• What the exercise asks
Reproduce every line of the items below verbatim, omitting the pictures.

• Dataset records

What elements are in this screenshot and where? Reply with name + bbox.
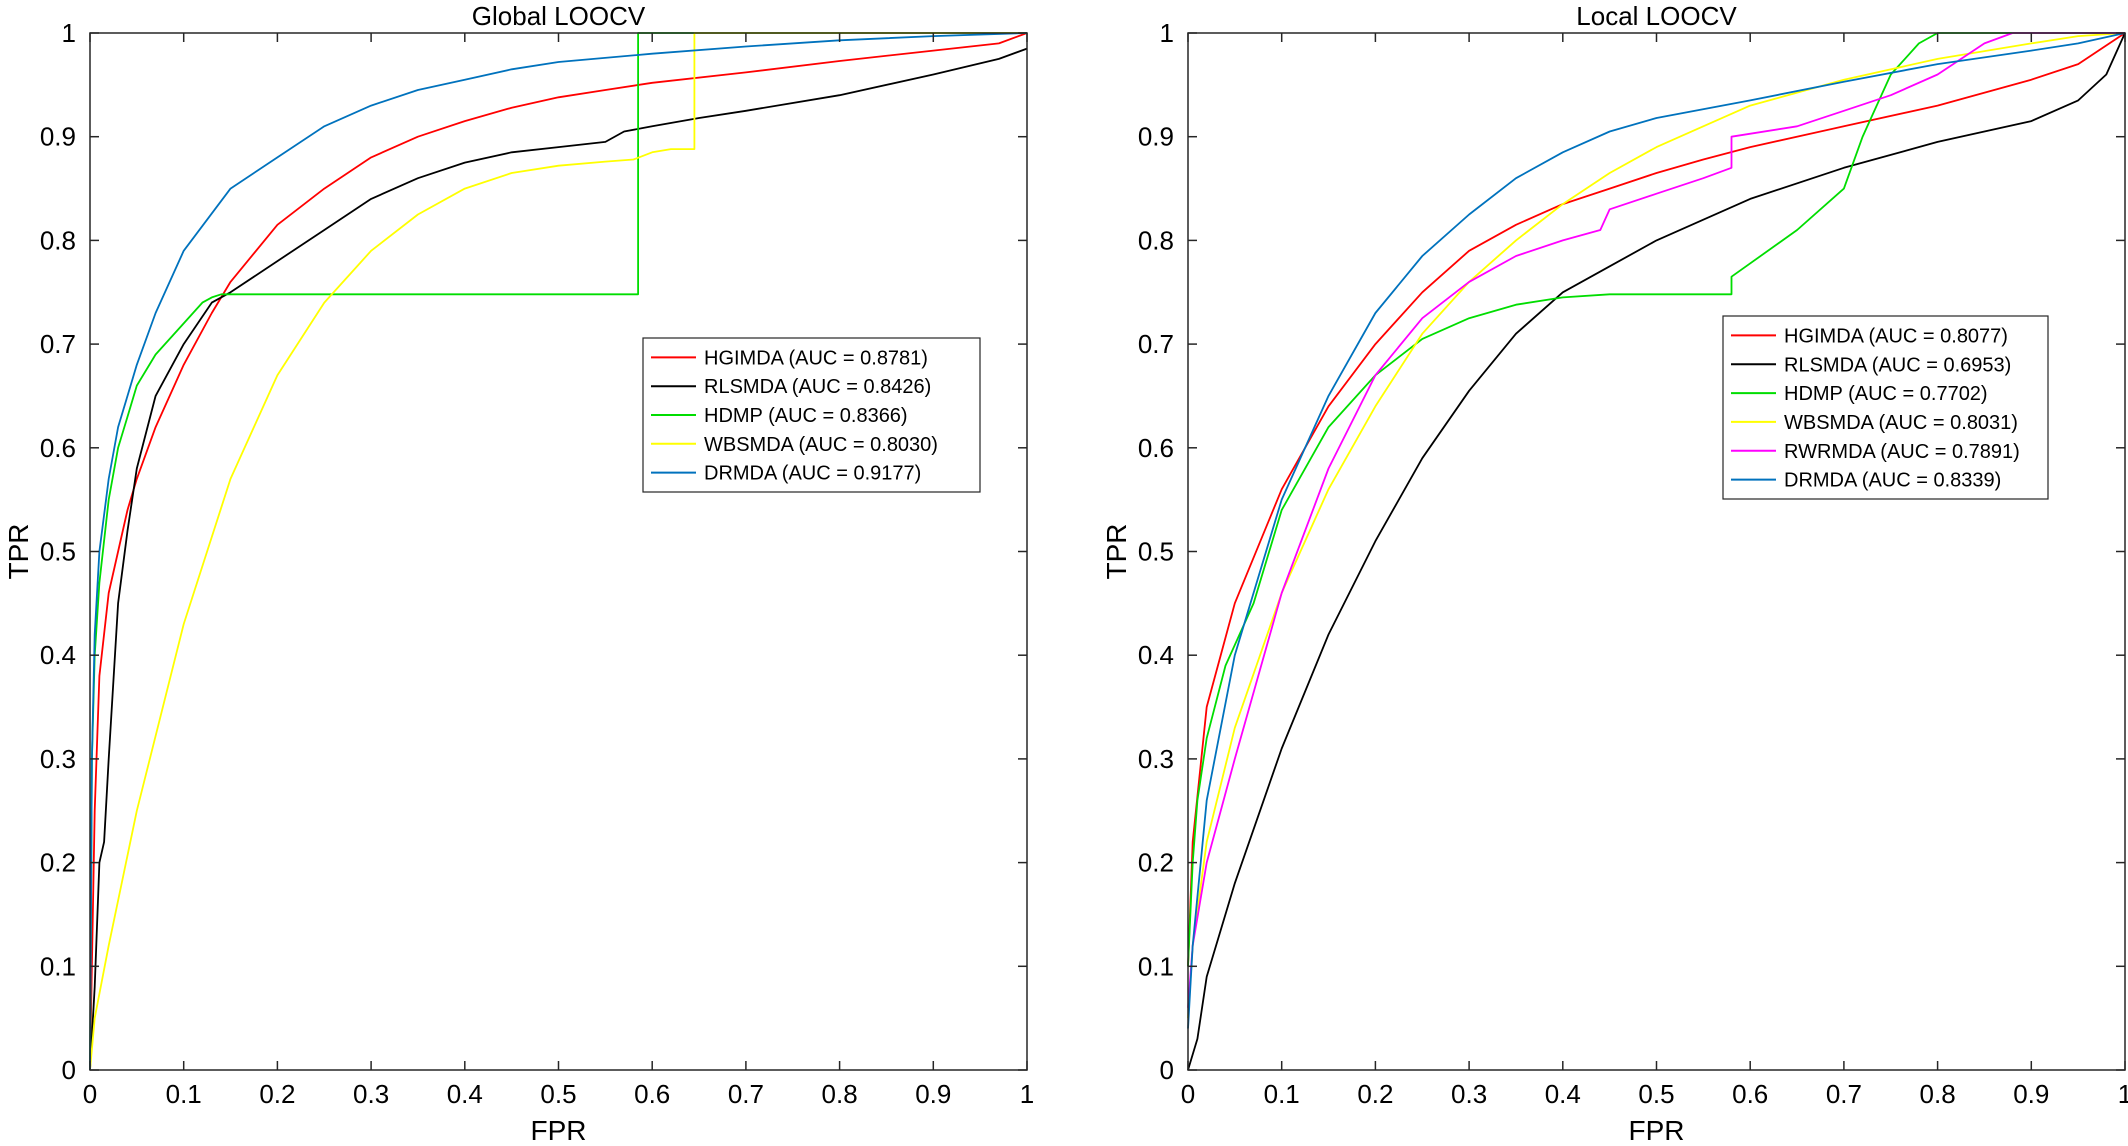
y-axis-label: TPR xyxy=(3,524,34,580)
y-tick-label: 0.5 xyxy=(40,537,76,567)
series-line-rlsmda xyxy=(1187,32,2126,1071)
y-tick-label: 0.8 xyxy=(1138,225,1174,255)
series-line-drmda xyxy=(89,32,1028,1071)
legend-entry-rlsmda: RLSMDA (AUC = 0.8426) xyxy=(704,376,931,398)
series-line-hdmp xyxy=(1187,32,2125,967)
legend-entry-hgimda: HGIMDA (AUC = 0.8077) xyxy=(1784,325,2008,347)
y-tick-label: 1 xyxy=(62,18,76,48)
y-tick-label: 0 xyxy=(1160,1055,1174,1085)
y-tick-label: 0.4 xyxy=(1138,640,1174,670)
x-tick-label: 0.8 xyxy=(822,1079,858,1109)
x-tick-label: 0.6 xyxy=(634,1079,670,1109)
x-tick-label: 0.7 xyxy=(1826,1079,1862,1109)
legend-entry-wbsmda: WBSMDA (AUC = 0.8031) xyxy=(1784,412,2018,434)
x-tick-label: 0.5 xyxy=(540,1079,576,1109)
x-tick-label: 1 xyxy=(2118,1079,2128,1109)
y-tick-label: 0.1 xyxy=(40,951,76,981)
legend-entry-drmda: DRMDA (AUC = 0.8339) xyxy=(1784,470,2001,492)
y-tick-label: 0.6 xyxy=(1138,433,1174,463)
x-tick-label: 0.9 xyxy=(2013,1079,2049,1109)
x-tick-label: 0.3 xyxy=(353,1079,389,1109)
legend-entry-drmda: DRMDA (AUC = 0.9177) xyxy=(704,463,921,485)
x-tick-label: 0.6 xyxy=(1732,1079,1768,1109)
series-line-hgimda xyxy=(1187,32,2126,967)
x-tick-label: 0.4 xyxy=(1545,1079,1581,1109)
y-tick-label: 0.8 xyxy=(40,225,76,255)
y-tick-label: 0.3 xyxy=(40,744,76,774)
legend-entry-hdmp: HDMP (AUC = 0.7702) xyxy=(1784,383,1988,405)
legend-entry-rwrmda: RWRMDA (AUC = 0.7891) xyxy=(1784,441,2020,463)
series-line-wbsmda xyxy=(1187,32,2126,1019)
y-tick-label: 0.9 xyxy=(40,122,76,152)
y-tick-label: 0.1 xyxy=(1138,951,1174,981)
y-tick-label: 0.7 xyxy=(40,329,76,359)
legend: HGIMDA (AUC = 0.8077) RLSMDA (AUC = 0.695… xyxy=(1722,315,2049,500)
x-tick-label: 0.4 xyxy=(447,1079,483,1109)
x-axis-label: FPR xyxy=(531,1115,587,1146)
y-tick-label: 0.3 xyxy=(1138,744,1174,774)
x-tick-label: 0.9 xyxy=(915,1079,951,1109)
x-tick-label: 0.5 xyxy=(1638,1079,1674,1109)
y-tick-label: 0.4 xyxy=(40,640,76,670)
x-tick-label: 0 xyxy=(83,1079,97,1109)
legend: HGIMDA (AUC = 0.8781) RLSMDA (AUC = 0.842… xyxy=(642,337,981,493)
legend-entry-hdmp: HDMP (AUC = 0.8366) xyxy=(704,405,908,427)
y-axis-label: TPR xyxy=(1101,524,1132,580)
series-line-rwrmda xyxy=(1187,32,2125,1008)
legend-box xyxy=(1722,315,2049,500)
x-tick-label: 0.1 xyxy=(166,1079,202,1109)
x-tick-label: 0.3 xyxy=(1451,1079,1487,1109)
plot-area xyxy=(90,33,1027,1070)
plot-area xyxy=(1188,33,2125,1070)
x-tick-label: 0.8 xyxy=(1920,1079,1956,1109)
x-tick-label: 0.1 xyxy=(1264,1079,1300,1109)
x-tick-label: 0.7 xyxy=(728,1079,764,1109)
series-line-drmda xyxy=(1187,32,2126,1029)
y-tick-label: 0 xyxy=(62,1055,76,1085)
x-tick-label: 1 xyxy=(1020,1079,1034,1109)
chart-title: Local LOOCV xyxy=(1576,1,1737,31)
x-axis-label: FPR xyxy=(1629,1115,1685,1146)
series-line-rlsmda xyxy=(89,47,1028,1071)
legend-entry-rlsmda: RLSMDA (AUC = 0.6953) xyxy=(1784,354,2011,376)
legend-box xyxy=(642,337,981,493)
x-tick-label: 0 xyxy=(1181,1079,1195,1109)
global-loocv-panel: 0 0.1 0.2 0.3 0.4 0.5 0.6 0.7 0.8 0.9 1 0 0.1 0.2 0.3 0… xyxy=(3,1,1034,1146)
local-loocv-panel: 0 0.1 0.2 0.3 0.4 0.5 0.6 0.7 0.8 0.9 1 0 0.1 0.2 0.3 0… xyxy=(1101,1,2128,1146)
x-tick-label: 0.2 xyxy=(259,1079,295,1109)
y-tick-label: 0.6 xyxy=(40,433,76,463)
y-tick-label: 0.7 xyxy=(1138,329,1174,359)
y-tick-label: 1 xyxy=(1160,18,1174,48)
y-tick-label: 0.5 xyxy=(1138,537,1174,567)
series-line-hgimda xyxy=(89,32,1028,1071)
chart-title: Global LOOCV xyxy=(472,1,646,31)
legend-entry-wbsmda: WBSMDA (AUC = 0.8030) xyxy=(704,434,938,456)
y-tick-label: 0.9 xyxy=(1138,122,1174,152)
y-tick-label: 0.2 xyxy=(1138,848,1174,878)
y-tick-label: 0.2 xyxy=(40,848,76,878)
legend-entry-hgimda: HGIMDA (AUC = 0.8781) xyxy=(704,347,928,369)
x-tick-label: 0.2 xyxy=(1357,1079,1393,1109)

• Response
What elements are in this screenshot and where? Reply with name + bbox.
y-axis-label: TPR xyxy=(3,524,34,580)
y-tick-label: 0.5 xyxy=(40,537,76,567)
series-line-rlsmda xyxy=(1187,32,2126,1071)
y-tick-label: 0.8 xyxy=(1138,225,1174,255)
series-line-drmda xyxy=(89,32,1028,1071)
legend-entry-rlsmda: RLSMDA (AUC = 0.8426) xyxy=(704,376,931,398)
series-line-hdmp xyxy=(1187,32,2125,967)
legend-entry-hgimda: HGIMDA (AUC = 0.8077) xyxy=(1784,325,2008,347)
y-tick-label: 1 xyxy=(62,18,76,48)
y-tick-label: 0 xyxy=(1160,1055,1174,1085)
y-tick-label: 0.4 xyxy=(1138,640,1174,670)
x-tick-label: 0.8 xyxy=(822,1079,858,1109)
x-tick-label: 0.6 xyxy=(634,1079,670,1109)
x-tick-label: 0.7 xyxy=(1826,1079,1862,1109)
legend-entry-wbsmda: WBSMDA (AUC = 0.8031) xyxy=(1784,412,2018,434)
x-tick-label: 0.5 xyxy=(540,1079,576,1109)
x-tick-label: 1 xyxy=(2118,1079,2128,1109)
y-tick-label: 0.1 xyxy=(40,951,76,981)
legend-entry-drmda: DRMDA (AUC = 0.8339) xyxy=(1784,470,2001,492)
y-tick-label: 0.6 xyxy=(1138,433,1174,463)
x-tick-label: 0.9 xyxy=(2013,1079,2049,1109)
x-tick-label: 0.3 xyxy=(353,1079,389,1109)
legend-entry-drmda: DRMDA (AUC = 0.9177) xyxy=(704,463,921,485)
x-tick-label: 0.6 xyxy=(1732,1079,1768,1109)
series-line-hgimda xyxy=(1187,32,2126,967)
x-tick-label: 0.4 xyxy=(1545,1079,1581,1109)
y-tick-label: 0.8 xyxy=(40,225,76,255)
y-tick-label: 0.3 xyxy=(40,744,76,774)
legend-entry-hdmp: HDMP (AUC = 0.7702) xyxy=(1784,383,1988,405)
legend-entry-rwrmda: RWRMDA (AUC = 0.7891) xyxy=(1784,441,2020,463)
series-line-wbsmda xyxy=(1187,32,2126,1019)
y-tick-label: 0.9 xyxy=(40,122,76,152)
y-tick-label: 0.1 xyxy=(1138,951,1174,981)
y-tick-label: 0.7 xyxy=(40,329,76,359)
legend: HGIMDA (AUC = 0.8077) RLSMDA (AUC = 0.695… xyxy=(1722,315,2049,500)
x-tick-label: 0.4 xyxy=(447,1079,483,1109)
x-axis-label: FPR xyxy=(531,1115,587,1146)
y-tick-label: 0.3 xyxy=(1138,744,1174,774)
x-tick-label: 0.9 xyxy=(915,1079,951,1109)
x-tick-label: 0.5 xyxy=(1638,1079,1674,1109)
y-tick-label: 0.4 xyxy=(40,640,76,670)
x-tick-label: 0 xyxy=(83,1079,97,1109)
legend: HGIMDA (AUC = 0.8781) RLSMDA (AUC = 0.842… xyxy=(642,337,981,493)
legend-entry-hdmp: HDMP (AUC = 0.8366) xyxy=(704,405,908,427)
y-axis-label: TPR xyxy=(1101,524,1132,580)
series-line-rwrmda xyxy=(1187,32,2125,1008)
legend-box xyxy=(1722,315,2049,500)
x-tick-label: 0.1 xyxy=(166,1079,202,1109)
x-tick-label: 0.3 xyxy=(1451,1079,1487,1109)
plot-area xyxy=(90,33,1027,1070)
plot-area xyxy=(1188,33,2125,1070)
x-tick-label: 0.8 xyxy=(1920,1079,1956,1109)
x-tick-label: 0.1 xyxy=(1264,1079,1300,1109)
x-tick-label: 0.7 xyxy=(728,1079,764,1109)
series-line-drmda xyxy=(1187,32,2126,1029)
y-tick-label: 0 xyxy=(62,1055,76,1085)
x-tick-label: 1 xyxy=(1020,1079,1034,1109)
chart-title: Local LOOCV xyxy=(1576,1,1737,31)
x-axis-label: FPR xyxy=(1629,1115,1685,1146)
series-line-rlsmda xyxy=(89,47,1028,1071)
legend-entry-rlsmda: RLSMDA (AUC = 0.6953) xyxy=(1784,354,2011,376)
legend-box xyxy=(642,337,981,493)
x-tick-label: 0 xyxy=(1181,1079,1195,1109)
global-loocv-panel: 0 0.1 0.2 0.3 0.4 0.5 0.6 0.7 0.8 0.9 1 0 0.1 0.2 0.3 0… xyxy=(3,1,1034,1146)
local-loocv-panel: 0 0.1 0.2 0.3 0.4 0.5 0.6 0.7 0.8 0.9 1 0 0.1 0.2 0.3 0… xyxy=(1101,1,2128,1146)
x-tick-label: 0.2 xyxy=(259,1079,295,1109)
y-tick-label: 0.6 xyxy=(40,433,76,463)
y-tick-label: 0.7 xyxy=(1138,329,1174,359)
y-tick-label: 1 xyxy=(1160,18,1174,48)
y-tick-label: 0.5 xyxy=(1138,537,1174,567)
series-line-hgimda xyxy=(89,32,1028,1071)
chart-title: Global LOOCV xyxy=(472,1,646,31)
legend-entry-wbsmda: WBSMDA (AUC = 0.8030) xyxy=(704,434,938,456)
y-tick-label: 0.9 xyxy=(1138,122,1174,152)
y-tick-label: 0.2 xyxy=(1138,848,1174,878)
y-tick-label: 0.2 xyxy=(40,848,76,878)
legend-entry-hgimda: HGIMDA (AUC = 0.8781) xyxy=(704,347,928,369)
x-tick-label: 0.2 xyxy=(1357,1079,1393,1109)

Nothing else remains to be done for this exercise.